§ **What the exercise asks**: Look over the lines below. Report each one that includes the string "dont".

==================================================

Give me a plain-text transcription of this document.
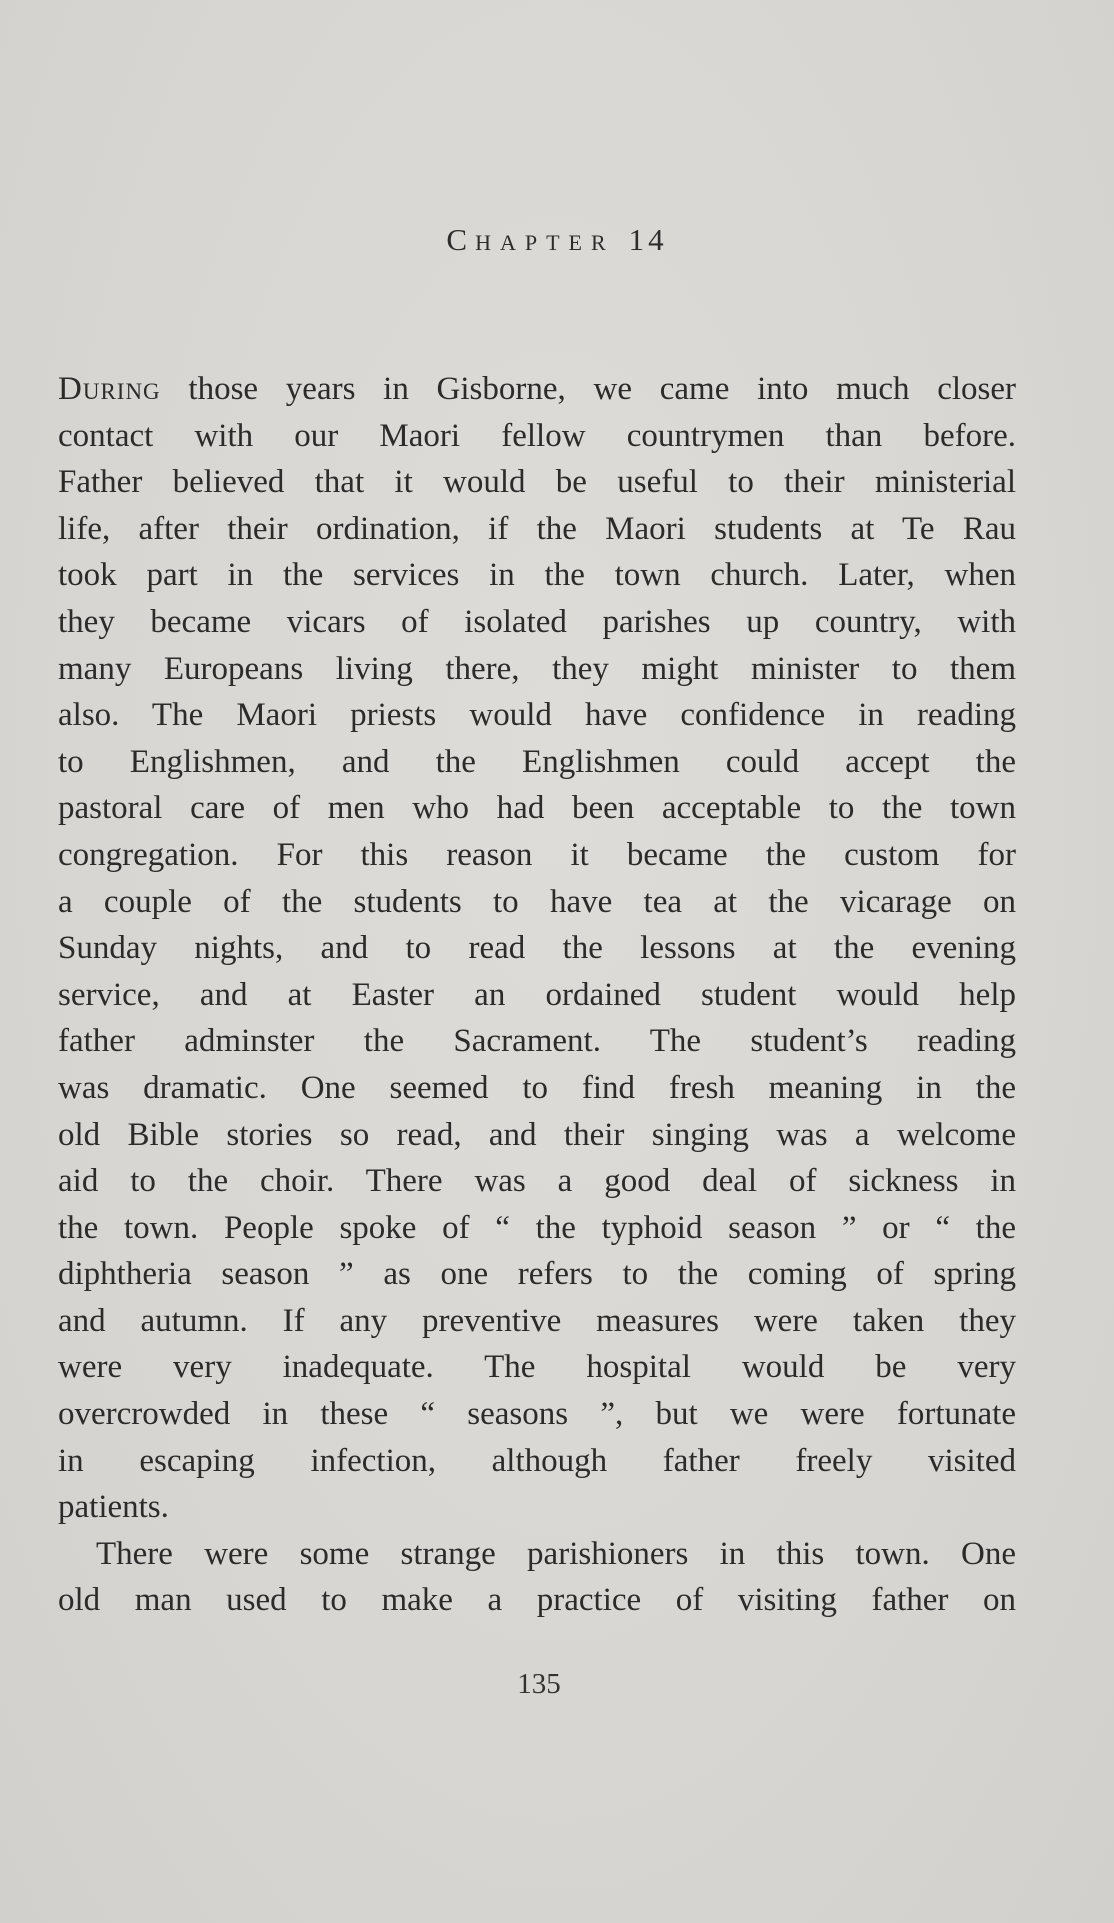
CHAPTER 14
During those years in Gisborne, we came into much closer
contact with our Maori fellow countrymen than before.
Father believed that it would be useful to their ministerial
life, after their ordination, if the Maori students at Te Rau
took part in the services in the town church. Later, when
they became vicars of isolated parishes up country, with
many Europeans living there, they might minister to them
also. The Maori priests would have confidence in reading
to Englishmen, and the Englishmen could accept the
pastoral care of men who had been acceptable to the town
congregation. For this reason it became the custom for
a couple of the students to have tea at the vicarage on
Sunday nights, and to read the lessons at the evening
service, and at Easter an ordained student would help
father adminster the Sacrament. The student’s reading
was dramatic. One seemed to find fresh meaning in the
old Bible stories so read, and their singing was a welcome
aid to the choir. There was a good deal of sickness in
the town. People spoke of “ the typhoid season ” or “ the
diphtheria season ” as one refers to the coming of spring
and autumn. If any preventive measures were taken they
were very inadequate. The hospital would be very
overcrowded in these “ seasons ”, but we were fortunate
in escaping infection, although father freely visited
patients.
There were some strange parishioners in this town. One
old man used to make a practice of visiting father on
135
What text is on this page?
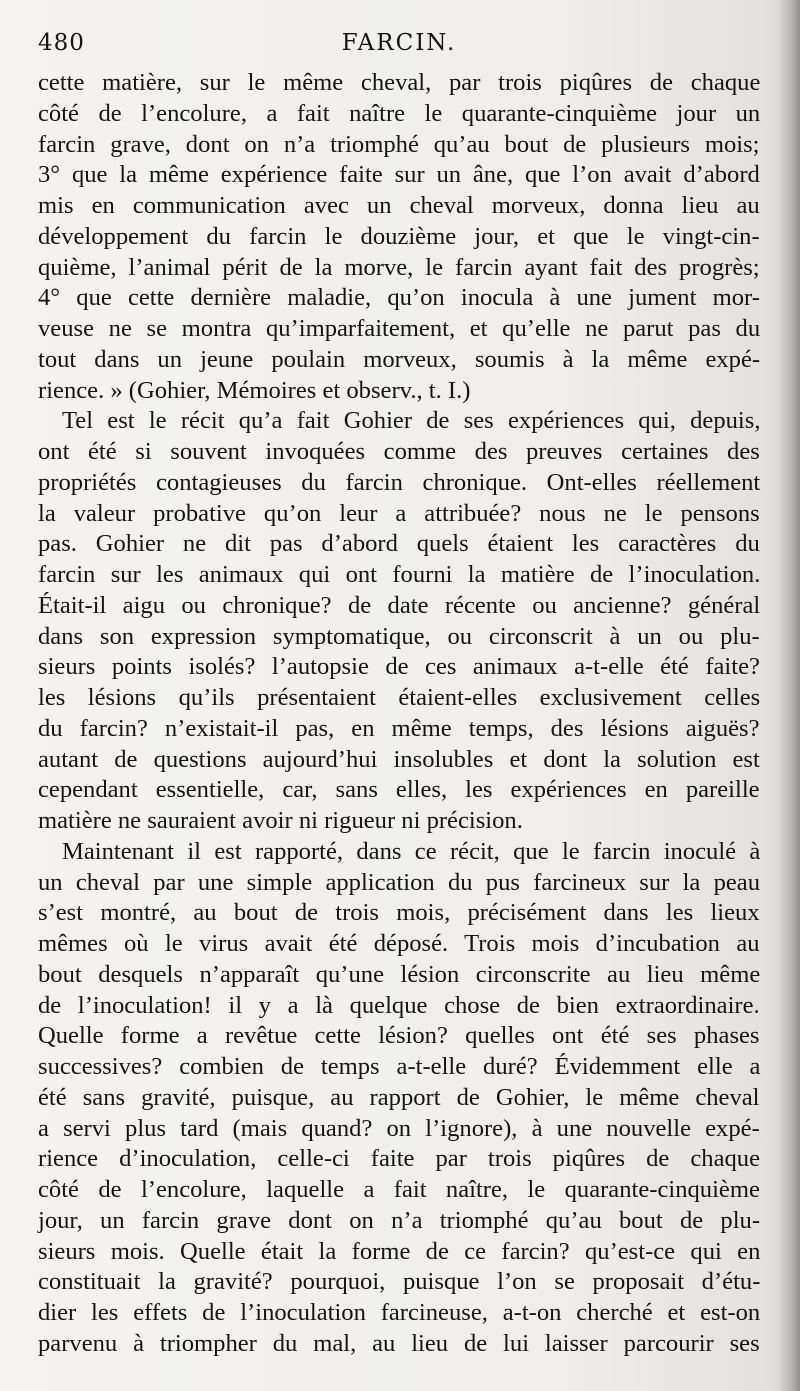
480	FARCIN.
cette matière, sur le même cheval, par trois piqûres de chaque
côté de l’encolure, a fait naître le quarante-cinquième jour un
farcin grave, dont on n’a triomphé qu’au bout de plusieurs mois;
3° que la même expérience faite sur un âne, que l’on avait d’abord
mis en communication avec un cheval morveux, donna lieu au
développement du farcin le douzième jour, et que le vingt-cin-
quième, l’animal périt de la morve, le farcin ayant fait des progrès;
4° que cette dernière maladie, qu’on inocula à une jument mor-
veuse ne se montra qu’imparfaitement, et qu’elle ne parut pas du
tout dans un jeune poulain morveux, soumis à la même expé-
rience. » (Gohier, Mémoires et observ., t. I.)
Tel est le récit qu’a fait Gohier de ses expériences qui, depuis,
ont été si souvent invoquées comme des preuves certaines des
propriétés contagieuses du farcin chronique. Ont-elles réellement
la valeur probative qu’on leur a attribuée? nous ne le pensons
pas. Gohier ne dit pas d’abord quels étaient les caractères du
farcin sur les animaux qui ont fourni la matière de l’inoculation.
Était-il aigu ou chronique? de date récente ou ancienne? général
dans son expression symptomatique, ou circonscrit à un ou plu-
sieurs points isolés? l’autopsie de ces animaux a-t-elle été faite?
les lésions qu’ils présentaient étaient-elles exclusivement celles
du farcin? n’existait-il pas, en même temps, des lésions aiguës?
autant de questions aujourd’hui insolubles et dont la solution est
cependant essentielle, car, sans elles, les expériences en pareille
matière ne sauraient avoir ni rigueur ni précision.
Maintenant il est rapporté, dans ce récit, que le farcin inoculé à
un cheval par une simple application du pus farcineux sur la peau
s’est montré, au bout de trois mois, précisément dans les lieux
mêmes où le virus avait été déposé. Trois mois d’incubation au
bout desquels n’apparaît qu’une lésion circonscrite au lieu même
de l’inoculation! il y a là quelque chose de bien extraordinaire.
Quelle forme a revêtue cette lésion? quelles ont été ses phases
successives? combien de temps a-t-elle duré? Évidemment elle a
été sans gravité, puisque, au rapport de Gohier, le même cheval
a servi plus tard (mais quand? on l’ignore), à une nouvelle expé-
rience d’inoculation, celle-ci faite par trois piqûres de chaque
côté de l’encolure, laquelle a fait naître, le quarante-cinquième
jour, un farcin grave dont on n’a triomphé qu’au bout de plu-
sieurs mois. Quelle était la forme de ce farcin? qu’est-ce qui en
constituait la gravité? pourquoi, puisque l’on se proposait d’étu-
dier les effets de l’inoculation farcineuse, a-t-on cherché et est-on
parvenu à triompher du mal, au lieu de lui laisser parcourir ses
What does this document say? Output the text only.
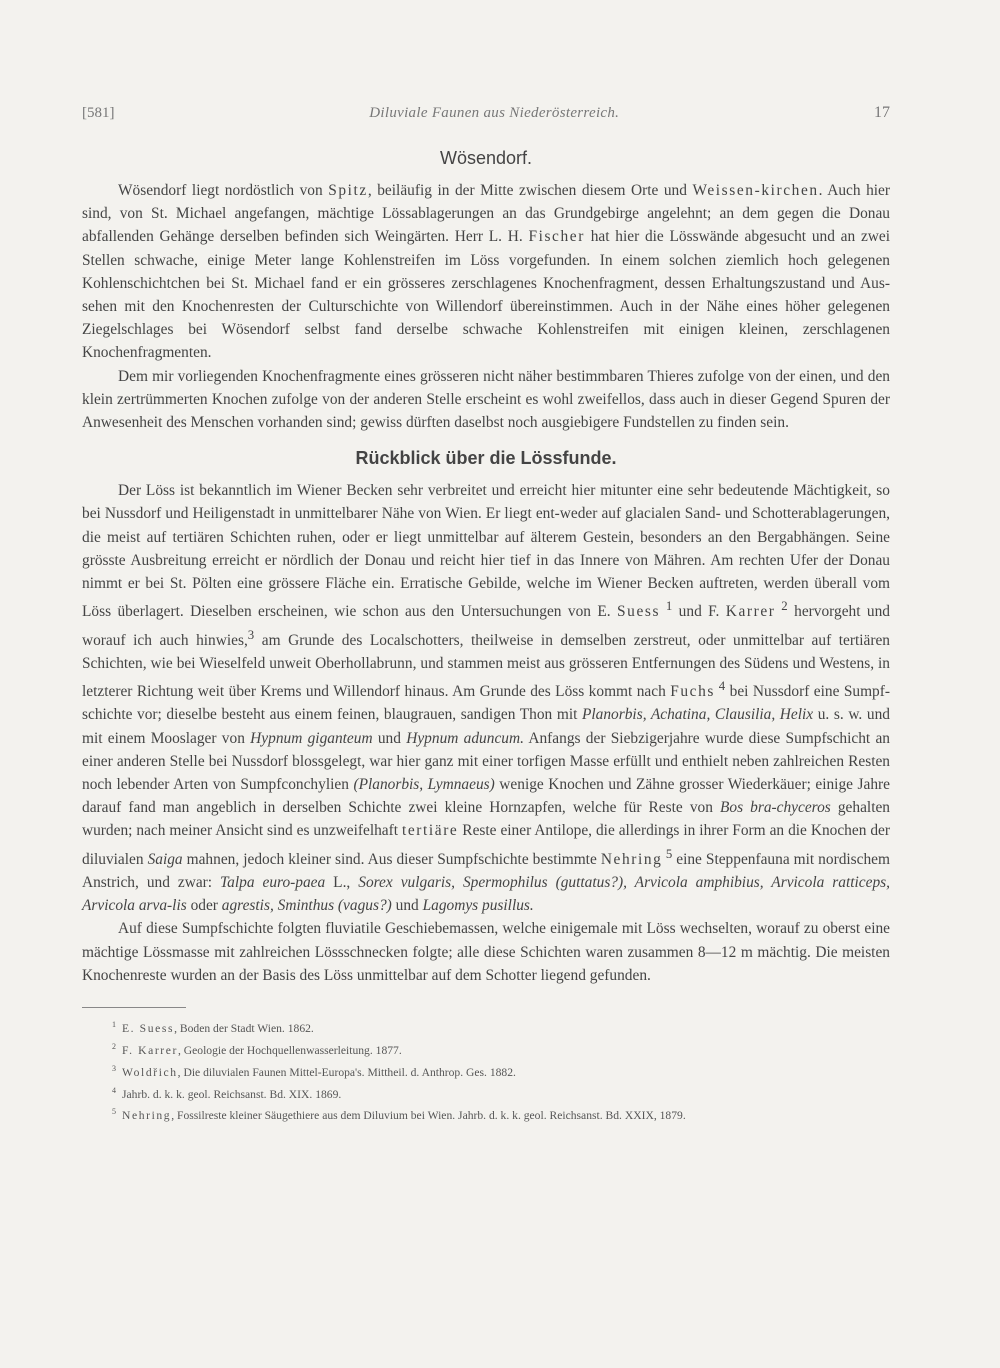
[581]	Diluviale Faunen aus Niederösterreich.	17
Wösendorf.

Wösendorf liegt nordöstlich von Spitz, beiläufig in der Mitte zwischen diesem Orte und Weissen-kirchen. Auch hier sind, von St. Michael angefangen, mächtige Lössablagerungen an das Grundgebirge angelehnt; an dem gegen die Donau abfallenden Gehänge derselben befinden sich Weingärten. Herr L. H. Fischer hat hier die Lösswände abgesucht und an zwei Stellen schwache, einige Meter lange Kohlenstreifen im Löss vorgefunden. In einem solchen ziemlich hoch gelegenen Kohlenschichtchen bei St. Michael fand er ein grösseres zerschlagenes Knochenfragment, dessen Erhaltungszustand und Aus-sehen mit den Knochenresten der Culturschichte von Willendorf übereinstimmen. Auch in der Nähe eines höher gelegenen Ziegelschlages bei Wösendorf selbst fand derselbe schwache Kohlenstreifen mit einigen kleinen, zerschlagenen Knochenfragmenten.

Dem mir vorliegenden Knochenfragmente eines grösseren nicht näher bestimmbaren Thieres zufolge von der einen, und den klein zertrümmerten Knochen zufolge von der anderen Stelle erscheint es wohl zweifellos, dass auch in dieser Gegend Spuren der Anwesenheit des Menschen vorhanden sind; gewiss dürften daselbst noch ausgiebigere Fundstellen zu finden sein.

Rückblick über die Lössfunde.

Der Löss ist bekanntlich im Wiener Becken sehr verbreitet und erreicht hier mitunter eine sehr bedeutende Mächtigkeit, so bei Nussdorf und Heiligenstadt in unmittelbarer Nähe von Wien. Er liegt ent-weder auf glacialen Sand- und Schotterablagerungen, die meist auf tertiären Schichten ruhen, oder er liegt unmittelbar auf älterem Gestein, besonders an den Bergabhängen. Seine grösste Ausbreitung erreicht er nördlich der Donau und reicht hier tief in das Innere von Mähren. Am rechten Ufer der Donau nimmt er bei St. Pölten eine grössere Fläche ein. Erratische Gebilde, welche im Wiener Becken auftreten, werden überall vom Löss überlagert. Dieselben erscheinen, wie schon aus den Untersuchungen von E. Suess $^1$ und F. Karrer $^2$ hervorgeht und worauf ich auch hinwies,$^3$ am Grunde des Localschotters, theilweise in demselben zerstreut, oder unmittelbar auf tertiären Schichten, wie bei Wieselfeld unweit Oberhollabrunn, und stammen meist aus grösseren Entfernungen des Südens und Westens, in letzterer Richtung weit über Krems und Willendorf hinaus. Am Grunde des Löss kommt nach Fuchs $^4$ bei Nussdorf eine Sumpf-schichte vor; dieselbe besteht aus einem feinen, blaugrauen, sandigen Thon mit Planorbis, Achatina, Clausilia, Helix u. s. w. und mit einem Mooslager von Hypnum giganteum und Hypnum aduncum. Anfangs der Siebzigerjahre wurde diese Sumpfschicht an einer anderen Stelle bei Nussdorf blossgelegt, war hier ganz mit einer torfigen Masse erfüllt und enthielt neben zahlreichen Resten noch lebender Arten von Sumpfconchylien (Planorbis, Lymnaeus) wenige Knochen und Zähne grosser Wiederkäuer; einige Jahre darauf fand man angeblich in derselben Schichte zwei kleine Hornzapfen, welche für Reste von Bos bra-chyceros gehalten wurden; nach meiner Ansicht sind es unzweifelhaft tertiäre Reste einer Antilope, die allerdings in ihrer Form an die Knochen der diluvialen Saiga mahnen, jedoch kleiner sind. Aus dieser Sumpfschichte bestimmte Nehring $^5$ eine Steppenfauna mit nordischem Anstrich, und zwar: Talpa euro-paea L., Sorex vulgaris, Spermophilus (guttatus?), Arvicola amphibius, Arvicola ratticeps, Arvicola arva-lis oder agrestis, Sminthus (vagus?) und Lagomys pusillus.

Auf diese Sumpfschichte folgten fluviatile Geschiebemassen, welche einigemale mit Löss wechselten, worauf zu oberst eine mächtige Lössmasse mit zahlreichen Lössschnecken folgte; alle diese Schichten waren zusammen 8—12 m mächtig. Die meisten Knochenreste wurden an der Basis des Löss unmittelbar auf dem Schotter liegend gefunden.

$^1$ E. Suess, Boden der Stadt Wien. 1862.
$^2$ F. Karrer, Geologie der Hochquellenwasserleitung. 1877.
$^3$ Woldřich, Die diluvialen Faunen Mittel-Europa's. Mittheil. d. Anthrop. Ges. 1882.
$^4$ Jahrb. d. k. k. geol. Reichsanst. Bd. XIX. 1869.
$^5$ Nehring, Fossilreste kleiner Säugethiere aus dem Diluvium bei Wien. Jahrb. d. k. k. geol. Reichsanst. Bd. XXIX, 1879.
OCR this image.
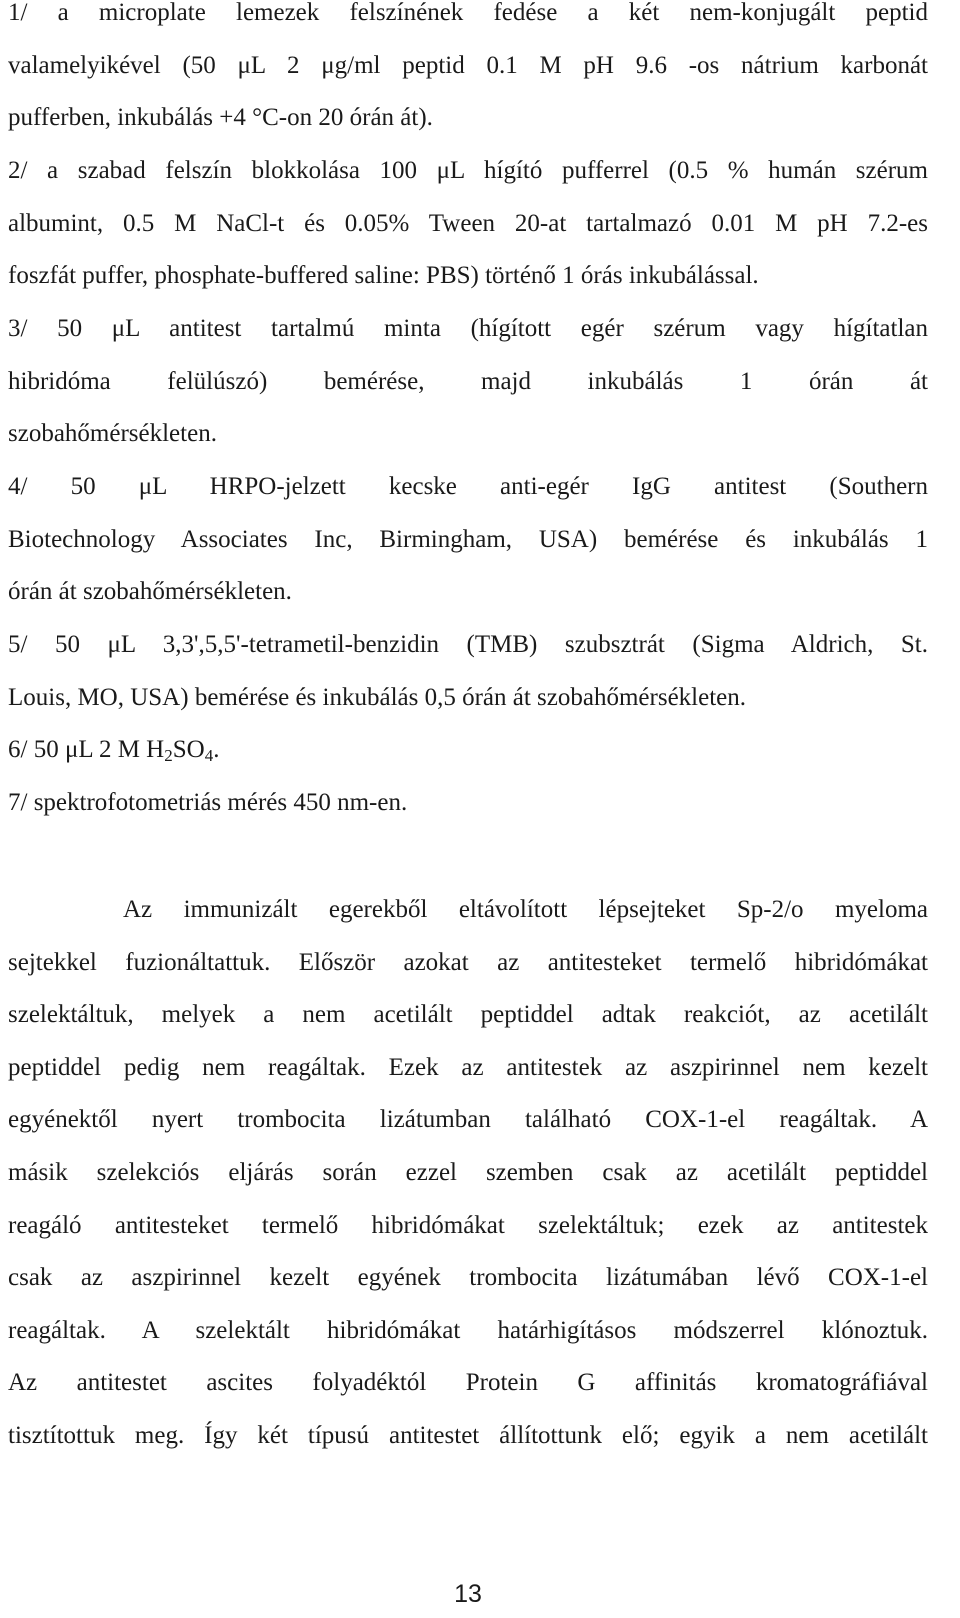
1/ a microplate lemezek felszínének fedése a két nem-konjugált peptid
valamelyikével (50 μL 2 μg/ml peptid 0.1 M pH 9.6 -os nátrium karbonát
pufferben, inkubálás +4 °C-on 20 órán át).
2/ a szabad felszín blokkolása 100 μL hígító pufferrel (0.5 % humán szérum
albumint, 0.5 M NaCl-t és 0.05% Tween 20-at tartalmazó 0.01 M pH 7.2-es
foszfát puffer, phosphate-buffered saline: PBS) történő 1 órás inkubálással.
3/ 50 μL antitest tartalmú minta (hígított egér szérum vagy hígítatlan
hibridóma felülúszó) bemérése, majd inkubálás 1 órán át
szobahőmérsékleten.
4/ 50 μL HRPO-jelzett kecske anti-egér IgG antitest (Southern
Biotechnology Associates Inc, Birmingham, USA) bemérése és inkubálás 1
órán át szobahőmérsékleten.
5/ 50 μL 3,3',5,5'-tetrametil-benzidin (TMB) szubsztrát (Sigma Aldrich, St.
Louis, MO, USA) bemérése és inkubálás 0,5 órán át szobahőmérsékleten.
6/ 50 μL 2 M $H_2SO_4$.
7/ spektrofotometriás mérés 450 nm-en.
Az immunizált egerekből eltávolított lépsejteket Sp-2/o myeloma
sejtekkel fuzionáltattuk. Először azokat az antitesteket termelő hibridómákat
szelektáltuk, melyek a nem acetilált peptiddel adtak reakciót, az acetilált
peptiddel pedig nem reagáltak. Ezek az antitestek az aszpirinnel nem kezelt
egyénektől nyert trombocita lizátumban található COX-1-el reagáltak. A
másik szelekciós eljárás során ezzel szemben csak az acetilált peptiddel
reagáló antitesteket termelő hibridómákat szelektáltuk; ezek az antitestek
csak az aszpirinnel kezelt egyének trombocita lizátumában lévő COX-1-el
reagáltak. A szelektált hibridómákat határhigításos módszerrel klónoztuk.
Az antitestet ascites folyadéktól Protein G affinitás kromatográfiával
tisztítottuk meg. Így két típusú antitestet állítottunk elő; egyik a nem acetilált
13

==================================================

§ **Output below**:
farcin grave, dont on n’a triomphé qu’au bout de plusieurs mois;
autant de questions aujourd’hui insolubles et dont la solution est
jour, un farcin grave dont on n’a triomphé qu’au bout de plu-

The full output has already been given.